* start Given records *

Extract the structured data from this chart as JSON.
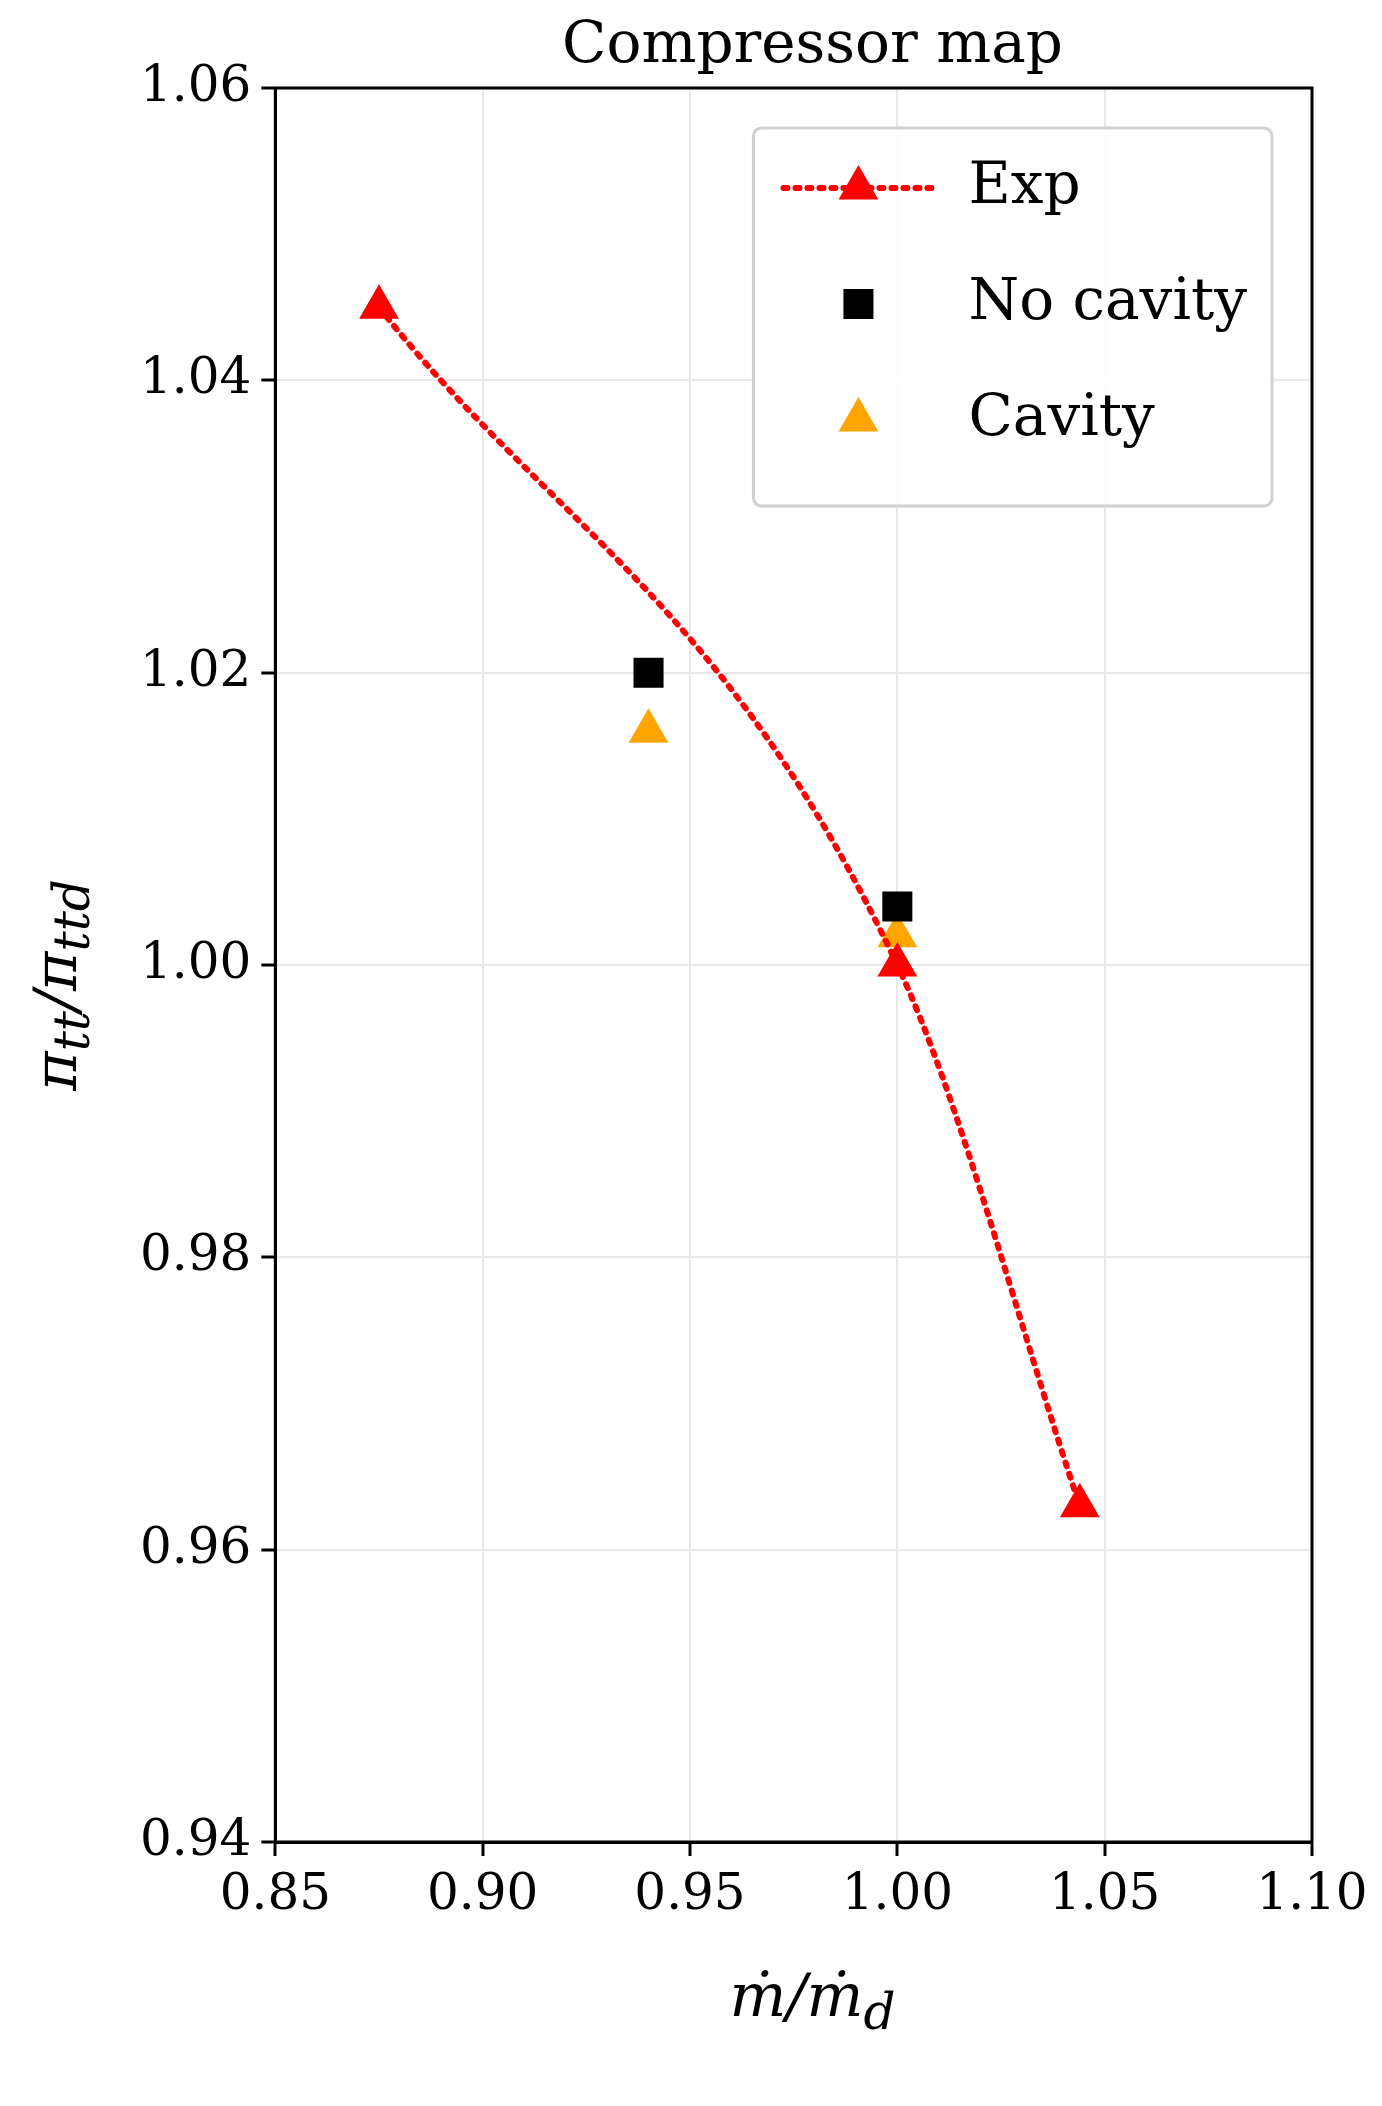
{
  "chart_data": {
    "type": "line",
    "title": "Compressor map",
    "xlabel": "ṁ/ṁ$_{d}$",
    "ylabel": "π$_{tt}$/π$_{ttd}$",
    "xlim": [
      0.85,
      1.1
    ],
    "ylim": [
      0.94,
      1.06
    ],
    "xticks": [
      {
        "value": 0.85,
        "label": "0.85"
      },
      {
        "value": 0.9,
        "label": "0.90"
      },
      {
        "value": 0.95,
        "label": "0.95"
      },
      {
        "value": 1.0,
        "label": "1.00"
      },
      {
        "value": 1.05,
        "label": "1.05"
      },
      {
        "value": 1.1,
        "label": "1.10"
      }
    ],
    "yticks": [
      {
        "value": 0.94,
        "label": "0.94"
      },
      {
        "value": 0.96,
        "label": "0.96"
      },
      {
        "value": 0.98,
        "label": "0.98"
      },
      {
        "value": 1.0,
        "label": "1.00"
      },
      {
        "value": 1.02,
        "label": "1.02"
      },
      {
        "value": 1.04,
        "label": "1.04"
      },
      {
        "value": 1.06,
        "label": "1.06"
      }
    ],
    "grid": true,
    "legend": "top right",
    "series": [
      {
        "name": "Exp",
        "color": "#ff0000",
        "marker": "triangle",
        "line_style": "dotted",
        "x": [
          0.875,
          1.0,
          1.044
        ],
        "values": [
          1.045,
          1.0,
          0.963
        ]
      },
      {
        "name": "No cavity",
        "type": "scatter",
        "color": "#000000",
        "marker": "square",
        "x": [
          0.94,
          1.0
        ],
        "values": [
          1.02,
          1.004
        ]
      },
      {
        "name": "Cavity",
        "type": "scatter",
        "color": "#ffa500",
        "marker": "triangle",
        "x": [
          0.94,
          1.0
        ],
        "values": [
          1.016,
          1.002
        ]
      }
    ]
  }
}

* end Given records *

Reproduce every entry exactly, but omit each picture.

Answer to this exercise:
Extract the structured data from this chart as JSON.
{
  "chart_data": {
    "type": "line",
    "title": "Compressor map",
    "xlabel": "ṁ/ṁ$_{d}$",
    "ylabel": "π$_{tt}$/π$_{ttd}$",
    "xlim": [
      0.85,
      1.1
    ],
    "ylim": [
      0.94,
      1.06
    ],
    "xticks": [
      {
        "value": 0.85,
        "label": "0.85"
      },
      {
        "value": 0.9,
        "label": "0.90"
      },
      {
        "value": 0.95,
        "label": "0.95"
      },
      {
        "value": 1.0,
        "label": "1.00"
      },
      {
        "value": 1.05,
        "label": "1.05"
      },
      {
        "value": 1.1,
        "label": "1.10"
      }
    ],
    "yticks": [
      {
        "value": 0.94,
        "label": "0.94"
      },
      {
        "value": 0.96,
        "label": "0.96"
      },
      {
        "value": 0.98,
        "label": "0.98"
      },
      {
        "value": 1.0,
        "label": "1.00"
      },
      {
        "value": 1.02,
        "label": "1.02"
      },
      {
        "value": 1.04,
        "label": "1.04"
      },
      {
        "value": 1.06,
        "label": "1.06"
      }
    ],
    "grid": true,
    "legend": "top right",
    "series": [
      {
        "name": "Exp",
        "color": "#ff0000",
        "marker": "triangle",
        "line_style": "dotted",
        "x": [
          0.875,
          1.0,
          1.044
        ],
        "values": [
          1.045,
          1.0,
          0.963
        ]
      },
      {
        "name": "No cavity",
        "type": "scatter",
        "color": "#000000",
        "marker": "square",
        "x": [
          0.94,
          1.0
        ],
        "values": [
          1.02,
          1.004
        ]
      },
      {
        "name": "Cavity",
        "type": "scatter",
        "color": "#ffa500",
        "marker": "triangle",
        "x": [
          0.94,
          1.0
        ],
        "values": [
          1.016,
          1.002
        ]
      }
    ]
  }
}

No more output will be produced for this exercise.